WHAT YOU HAVE TO DO:
Retype each line exactly. Skip images.

DATA:
.....

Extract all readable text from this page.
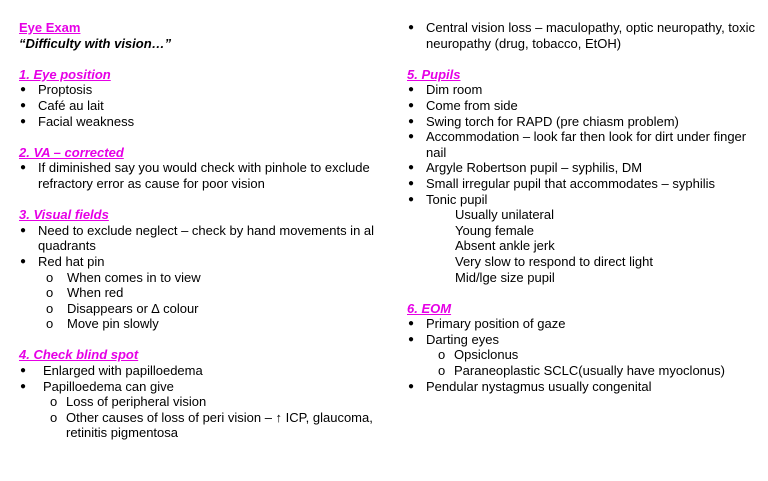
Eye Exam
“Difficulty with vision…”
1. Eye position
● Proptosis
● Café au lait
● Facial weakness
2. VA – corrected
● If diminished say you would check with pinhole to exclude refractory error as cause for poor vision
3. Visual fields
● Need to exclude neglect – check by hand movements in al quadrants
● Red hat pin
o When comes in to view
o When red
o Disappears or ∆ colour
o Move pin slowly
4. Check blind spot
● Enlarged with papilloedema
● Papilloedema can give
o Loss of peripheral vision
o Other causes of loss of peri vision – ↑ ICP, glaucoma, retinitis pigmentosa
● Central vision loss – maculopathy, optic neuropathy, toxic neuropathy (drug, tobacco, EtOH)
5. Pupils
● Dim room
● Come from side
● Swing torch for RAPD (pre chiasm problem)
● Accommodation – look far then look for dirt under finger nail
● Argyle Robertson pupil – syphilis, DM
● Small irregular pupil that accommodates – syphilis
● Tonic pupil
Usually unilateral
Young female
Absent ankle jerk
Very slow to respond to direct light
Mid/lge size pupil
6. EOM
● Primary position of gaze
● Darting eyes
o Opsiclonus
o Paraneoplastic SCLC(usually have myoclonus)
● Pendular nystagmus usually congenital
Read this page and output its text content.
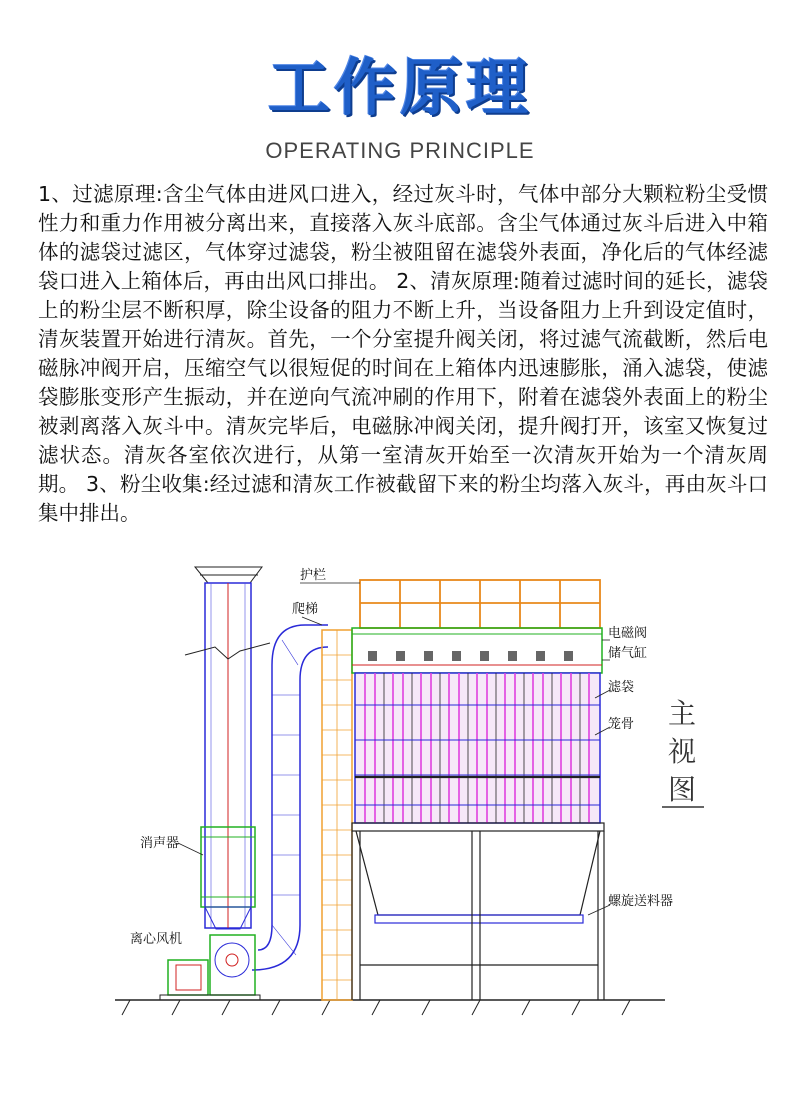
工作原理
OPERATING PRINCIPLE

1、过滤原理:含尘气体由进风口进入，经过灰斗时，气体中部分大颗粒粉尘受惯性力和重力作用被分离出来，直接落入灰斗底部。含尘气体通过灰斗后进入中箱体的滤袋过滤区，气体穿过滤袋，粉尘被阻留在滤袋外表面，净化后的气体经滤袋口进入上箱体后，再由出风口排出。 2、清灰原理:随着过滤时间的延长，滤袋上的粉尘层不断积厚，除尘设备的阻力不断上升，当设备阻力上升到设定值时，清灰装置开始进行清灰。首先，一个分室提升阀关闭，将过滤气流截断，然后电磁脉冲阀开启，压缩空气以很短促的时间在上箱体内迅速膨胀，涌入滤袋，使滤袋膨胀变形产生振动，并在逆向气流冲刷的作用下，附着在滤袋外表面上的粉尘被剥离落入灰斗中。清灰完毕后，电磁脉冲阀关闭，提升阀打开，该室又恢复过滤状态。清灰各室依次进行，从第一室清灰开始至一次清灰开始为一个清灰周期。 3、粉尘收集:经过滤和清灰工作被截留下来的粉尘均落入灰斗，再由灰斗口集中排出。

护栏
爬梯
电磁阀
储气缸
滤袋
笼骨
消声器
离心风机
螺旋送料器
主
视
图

.....

TASK OUTPUT:
Extract all readable text from this page.
Eye Exam
“Difficulty with vision…”
1. Eye position
● Proptosis
● Café au lait
● Facial weakness
2. VA – corrected
● If diminished say you would check with pinhole to exclude refractory error as cause for poor vision
3. Visual fields
● Need to exclude neglect – check by hand movements in al quadrants
● Red hat pin
o When comes in to view
o When red
o Disappears or ∆ colour
o Move pin slowly
4. Check blind spot
● Enlarged with papilloedema
● Papilloedema can give
o Loss of peripheral vision
o Other causes of loss of peri vision – ↑ ICP, glaucoma, retinitis pigmentosa
● Central vision loss – maculopathy, optic neuropathy, toxic neuropathy (drug, tobacco, EtOH)
5. Pupils
● Dim room
● Come from side
● Swing torch for RAPD (pre chiasm problem)
● Accommodation – look far then look for dirt under finger nail
● Argyle Robertson pupil – syphilis, DM
● Small irregular pupil that accommodates – syphilis
● Tonic pupil
Usually unilateral
Young female
Absent ankle jerk
Very slow to respond to direct light
Mid/lge size pupil
6. EOM
● Primary position of gaze
● Darting eyes
o Opsiclonus
o Paraneoplastic SCLC(usually have myoclonus)
● Pendular nystagmus usually congenital
Read this page and output its text content.
工作原理
OPERATING PRINCIPLE

1、过滤原理:含尘气体由进风口进入，经过灰斗时，气体中部分大颗粒粉尘受惯性力和重力作用被分离出来，直接落入灰斗底部。含尘气体通过灰斗后进入中箱体的滤袋过滤区，气体穿过滤袋，粉尘被阻留在滤袋外表面，净化后的气体经滤袋口进入上箱体后，再由出风口排出。 2、清灰原理:随着过滤时间的延长，滤袋上的粉尘层不断积厚，除尘设备的阻力不断上升，当设备阻力上升到设定值时，清灰装置开始进行清灰。首先，一个分室提升阀关闭，将过滤气流截断，然后电磁脉冲阀开启，压缩空气以很短促的时间在上箱体内迅速膨胀，涌入滤袋，使滤袋膨胀变形产生振动，并在逆向气流冲刷的作用下，附着在滤袋外表面上的粉尘被剥离落入灰斗中。清灰完毕后，电磁脉冲阀关闭，提升阀打开，该室又恢复过滤状态。清灰各室依次进行，从第一室清灰开始至一次清灰开始为一个清灰周期。 3、粉尘收集:经过滤和清灰工作被截留下来的粉尘均落入灰斗，再由灰斗口集中排出。

护栏
爬梯
电磁阀
储气缸
滤袋
笼骨
消声器
离心风机
螺旋送料器
主
视
图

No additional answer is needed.